▸ Exercise prompt
Every record here needs to be written out again exactly.

▸ Data listing
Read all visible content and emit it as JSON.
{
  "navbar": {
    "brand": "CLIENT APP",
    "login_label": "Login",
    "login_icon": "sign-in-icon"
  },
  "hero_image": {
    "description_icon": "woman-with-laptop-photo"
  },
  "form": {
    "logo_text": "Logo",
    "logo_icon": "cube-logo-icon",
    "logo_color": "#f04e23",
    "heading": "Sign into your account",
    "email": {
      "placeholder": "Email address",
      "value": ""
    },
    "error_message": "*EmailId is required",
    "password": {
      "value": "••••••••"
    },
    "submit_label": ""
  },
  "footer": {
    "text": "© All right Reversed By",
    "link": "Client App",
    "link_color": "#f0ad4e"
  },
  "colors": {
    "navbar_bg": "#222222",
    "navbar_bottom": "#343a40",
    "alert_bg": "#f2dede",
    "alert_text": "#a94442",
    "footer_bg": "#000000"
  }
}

▸ Answer to this task
Read all visible content and emit it as JSON.
{
  "navbar": {
    "brand": "CLIENT APP",
    "login_label": "Login",
    "login_icon": "sign-in-icon"
  },
  "hero_image": {
    "description_icon": "woman-with-laptop-photo"
  },
  "form": {
    "logo_text": "Logo",
    "logo_icon": "cube-logo-icon",
    "logo_color": "#f04e23",
    "heading": "Sign into your account",
    "email": {
      "placeholder": "Email address",
      "value": ""
    },
    "error_message": "*EmailId is required",
    "password": {
      "value": "••••••••"
    },
    "submit_label": ""
  },
  "footer": {
    "text": "© All right Reversed By",
    "link": "Client App",
    "link_color": "#f0ad4e"
  },
  "colors": {
    "navbar_bg": "#222222",
    "navbar_bottom": "#343a40",
    "alert_bg": "#f2dede",
    "alert_text": "#a94442",
    "footer_bg": "#000000"
  }
}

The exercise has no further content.